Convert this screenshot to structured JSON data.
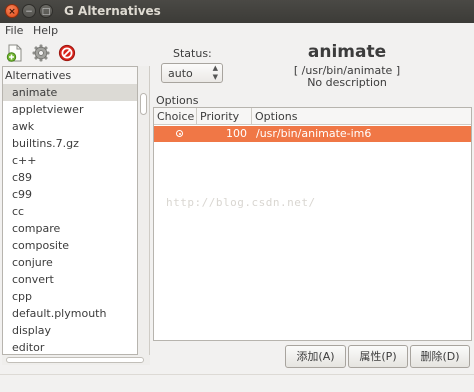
{
  "window": {
    "title": "G Alternatives"
  },
  "menu": {
    "items": [
      "File",
      "Help"
    ]
  },
  "toolbar": {
    "icons": [
      "add-icon",
      "gear-icon",
      "remove-icon"
    ]
  },
  "sidebar": {
    "header": "Alternatives",
    "items": [
      "animate",
      "appletviewer",
      "awk",
      "builtins.7.gz",
      "c++",
      "c89",
      "c99",
      "cc",
      "compare",
      "composite",
      "conjure",
      "convert",
      "cpp",
      "default.plymouth",
      "display",
      "editor"
    ],
    "selected": "animate"
  },
  "status": {
    "label": "Status:",
    "value": "auto"
  },
  "alternative": {
    "name": "animate",
    "link": "[ /usr/bin/animate ]",
    "description": "No description"
  },
  "options": {
    "label": "Options",
    "columns": [
      "Choice",
      "Priority",
      "Options"
    ],
    "rows": [
      {
        "priority": "100",
        "path": "/usr/bin/animate-im6",
        "selected": true
      }
    ]
  },
  "buttons": {
    "add": "添加(A)",
    "properties": "属性(P)",
    "delete": "删除(D)"
  },
  "watermark": "http://blog.csdn.net/",
  "colors": {
    "selection": "#f07746",
    "titlebar": "#3c3b37",
    "close_button": "#df4a16"
  }
}
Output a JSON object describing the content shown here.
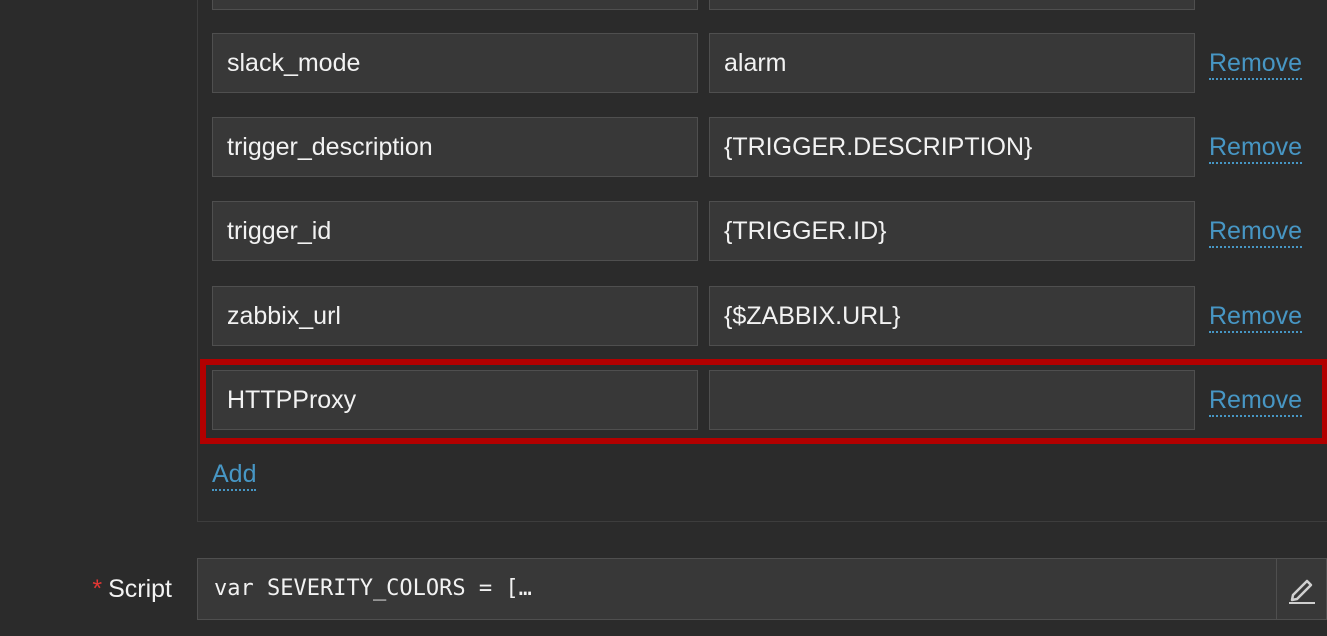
{
  "parameters": {
    "rows": [
      {
        "name": "",
        "value": "",
        "remove_label": ""
      },
      {
        "name": "slack_mode",
        "value": "alarm",
        "remove_label": "Remove"
      },
      {
        "name": "trigger_description",
        "value": "{TRIGGER.DESCRIPTION}",
        "remove_label": "Remove"
      },
      {
        "name": "trigger_id",
        "value": "{TRIGGER.ID}",
        "remove_label": "Remove"
      },
      {
        "name": "zabbix_url",
        "value": "{$ZABBIX.URL}",
        "remove_label": "Remove"
      },
      {
        "name": "HTTPProxy",
        "value": "",
        "remove_label": "Remove"
      }
    ],
    "add_label": "Add"
  },
  "script": {
    "required_marker": "*",
    "label": "Script",
    "value": "var SEVERITY_COLORS = […",
    "edit_icon": "pencil-icon"
  },
  "colors": {
    "background": "#2b2b2b",
    "field_background": "#383838",
    "link": "#4796c4",
    "highlight_border": "#b20000",
    "required": "#e33734"
  }
}
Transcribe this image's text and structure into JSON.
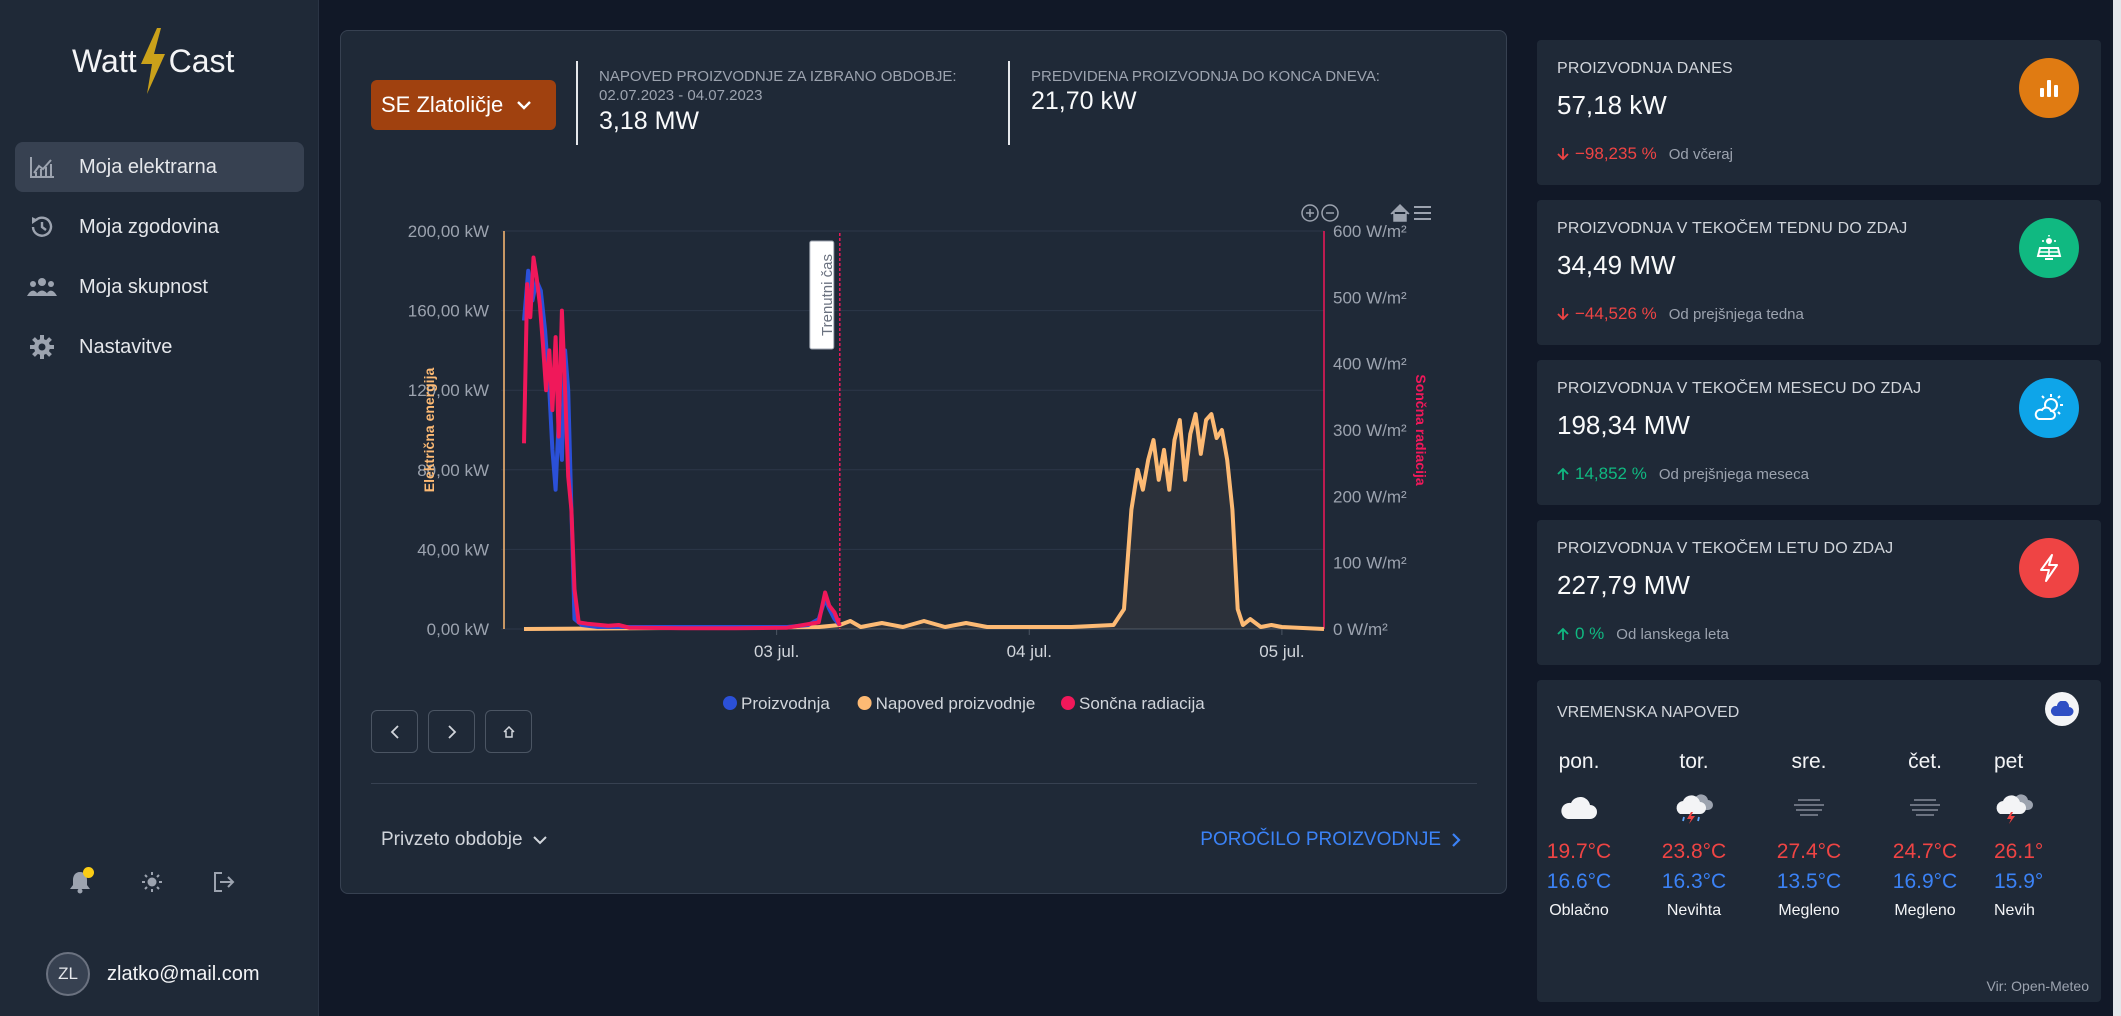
{
  "app": {
    "logo_left": "Watt",
    "logo_right": "Cast"
  },
  "nav": {
    "items": [
      {
        "label": "Moja elektrarna",
        "icon": "chart-line-icon",
        "active": true
      },
      {
        "label": "Moja zgodovina",
        "icon": "history-icon",
        "active": false
      },
      {
        "label": "Moja skupnost",
        "icon": "community-icon",
        "active": false
      },
      {
        "label": "Nastavitve",
        "icon": "gear-icon",
        "active": false
      }
    ]
  },
  "user": {
    "initials": "ZL",
    "email": "zlatko@mail.com"
  },
  "header": {
    "plant": "SE Zlatoličje",
    "forecast_label_1": "NAPOVED PROIZVODNJE ZA IZBRANO OBDOBJE:",
    "forecast_label_2": "02.07.2023 - 04.07.2023",
    "forecast_value": "3,18 MW",
    "expected_label": "PREDVIDENA PROIZVODNJA DO KONCA DNEVA:",
    "expected_value": "21,70 kW"
  },
  "chart_data": {
    "type": "line",
    "x_ticks": [
      "03 jul.",
      "04 jul.",
      "05 jul."
    ],
    "left_axis": {
      "label": "Električna energija",
      "ticks": [
        "0,00 kW",
        "40,00 kW",
        "80,00 kW",
        "120,00 kW",
        "160,00 kW",
        "200,00 kW"
      ],
      "range": [
        0,
        200
      ]
    },
    "right_axis": {
      "label": "Sončna radiacija",
      "ticks": [
        "0 W/m²",
        "100 W/m²",
        "200 W/m²",
        "300 W/m²",
        "400 W/m²",
        "500 W/m²",
        "600 W/m²"
      ],
      "range": [
        0,
        600
      ]
    },
    "x_range_hours": [
      -20,
      56
    ],
    "current_time_label": "Trenutni čas",
    "current_time_hour": 10,
    "series": [
      {
        "name": "Proizvodnja",
        "color": "#2b50d8",
        "axis": "left",
        "points": [
          [
            -20,
            155
          ],
          [
            -19.6,
            180
          ],
          [
            -19.2,
            165
          ],
          [
            -18.8,
            175
          ],
          [
            -18.4,
            170
          ],
          [
            -18,
            150
          ],
          [
            -17.6,
            120
          ],
          [
            -17.3,
            90
          ],
          [
            -17,
            70
          ],
          [
            -16.7,
            105
          ],
          [
            -16.4,
            85
          ],
          [
            -16.1,
            140
          ],
          [
            -15.8,
            120
          ],
          [
            -15.5,
            60
          ],
          [
            -15.2,
            5
          ],
          [
            -14.5,
            2
          ],
          [
            -13,
            1
          ],
          [
            -10,
            1
          ],
          [
            -5,
            1
          ],
          [
            0,
            1
          ],
          [
            5,
            1
          ],
          [
            7,
            2
          ],
          [
            8,
            5
          ],
          [
            8.6,
            15
          ],
          [
            9,
            10
          ],
          [
            9.5,
            5
          ],
          [
            10,
            2
          ]
        ]
      },
      {
        "name": "Napoved proizvodnje",
        "color": "#fdba74",
        "axis": "left",
        "points": [
          [
            -20,
            0
          ],
          [
            8,
            1
          ],
          [
            10,
            2
          ],
          [
            11,
            4
          ],
          [
            12,
            1
          ],
          [
            14,
            3
          ],
          [
            16,
            1
          ],
          [
            18,
            4
          ],
          [
            20,
            1
          ],
          [
            22,
            3
          ],
          [
            24,
            1
          ],
          [
            28,
            1
          ],
          [
            32,
            1
          ],
          [
            36,
            2
          ],
          [
            37,
            10
          ],
          [
            37.7,
            60
          ],
          [
            38.3,
            80
          ],
          [
            38.8,
            70
          ],
          [
            39.3,
            85
          ],
          [
            39.8,
            95
          ],
          [
            40.3,
            75
          ],
          [
            40.8,
            90
          ],
          [
            41.3,
            70
          ],
          [
            41.8,
            95
          ],
          [
            42.3,
            105
          ],
          [
            42.8,
            75
          ],
          [
            43.3,
            98
          ],
          [
            43.8,
            108
          ],
          [
            44.3,
            88
          ],
          [
            44.8,
            105
          ],
          [
            45.3,
            108
          ],
          [
            45.8,
            96
          ],
          [
            46.3,
            100
          ],
          [
            46.8,
            85
          ],
          [
            47.3,
            60
          ],
          [
            47.8,
            10
          ],
          [
            48.3,
            2
          ],
          [
            49,
            5
          ],
          [
            50,
            1
          ],
          [
            51,
            2
          ],
          [
            52,
            1
          ],
          [
            56,
            0
          ]
        ]
      },
      {
        "name": "Sončna radiacija",
        "color": "#f0185a",
        "axis": "right",
        "points": [
          [
            -20,
            280
          ],
          [
            -19.7,
            520
          ],
          [
            -19.4,
            470
          ],
          [
            -19.1,
            560
          ],
          [
            -18.8,
            530
          ],
          [
            -18.5,
            490
          ],
          [
            -18.2,
            430
          ],
          [
            -17.9,
            360
          ],
          [
            -17.6,
            420
          ],
          [
            -17.3,
            330
          ],
          [
            -17,
            440
          ],
          [
            -16.7,
            290
          ],
          [
            -16.4,
            480
          ],
          [
            -16.1,
            360
          ],
          [
            -15.8,
            230
          ],
          [
            -15.5,
            180
          ],
          [
            -15.2,
            60
          ],
          [
            -14.8,
            10
          ],
          [
            -14,
            8
          ],
          [
            -12,
            5
          ],
          [
            -11,
            6
          ],
          [
            -10,
            2
          ],
          [
            -5,
            1
          ],
          [
            0,
            1
          ],
          [
            5,
            2
          ],
          [
            8,
            10
          ],
          [
            8.6,
            55
          ],
          [
            9,
            35
          ],
          [
            9.5,
            25
          ],
          [
            10,
            5
          ]
        ]
      }
    ]
  },
  "controls": {
    "period": "Privzeto obdobje",
    "report": "POROČILO PROIZVODNJE"
  },
  "stats": [
    {
      "title": "PROIZVODNJA DANES",
      "value": "57,18 kW",
      "change": "−98,235 %",
      "since": "Od včeraj",
      "trend": "down",
      "icon": "bar-chart-icon",
      "icon_color": "#e07b12"
    },
    {
      "title": "PROIZVODNJA V TEKOČEM TEDNU DO ZDAJ",
      "value": "34,49 MW",
      "change": "−44,526 %",
      "since": "Od prejšnjega tedna",
      "trend": "down",
      "icon": "solar-panel-icon",
      "icon_color": "#10b981"
    },
    {
      "title": "PROIZVODNJA V TEKOČEM MESECU DO ZDAJ",
      "value": "198,34 MW",
      "change": "14,852 %",
      "since": "Od prejšnjega meseca",
      "trend": "up",
      "icon": "sun-cloud-icon",
      "icon_color": "#0ea5e9"
    },
    {
      "title": "PROIZVODNJA V TEKOČEM LETU DO ZDAJ",
      "value": "227,79 MW",
      "change": "0 %",
      "since": "Od lanskega leta",
      "trend": "up",
      "icon": "lightning-icon",
      "icon_color": "#ef4444"
    }
  ],
  "weather": {
    "title": "VREMENSKA NAPOVED",
    "source": "Vir: Open-Meteo",
    "days": [
      {
        "name": "pon.",
        "max": "19.7°C",
        "min": "16.6°C",
        "desc": "Oblačno",
        "icon": "cloud-icon"
      },
      {
        "name": "tor.",
        "max": "23.8°C",
        "min": "16.3°C",
        "desc": "Nevihta",
        "icon": "storm-icon"
      },
      {
        "name": "sre.",
        "max": "27.4°C",
        "min": "13.5°C",
        "desc": "Megleno",
        "icon": "fog-icon"
      },
      {
        "name": "čet.",
        "max": "24.7°C",
        "min": "16.9°C",
        "desc": "Megleno",
        "icon": "fog-icon"
      },
      {
        "name": "pet",
        "max": "26.1°",
        "min": "15.9°",
        "desc": "Nevih",
        "icon": "storm-icon"
      }
    ]
  },
  "colors": {
    "background": "#111827",
    "panel": "#1f2937",
    "accent_orange": "#a0410f",
    "link_blue": "#3b82f6",
    "down_red": "#ef4444",
    "up_green": "#10b981"
  }
}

★ ★ ★ ★ ★ ★ ★

> **TASK INSTRUCTIONS**
Tally the lines of the material above that contain the word "Alternatives" and report the total alone.

> **CORRECT ANSWER**
2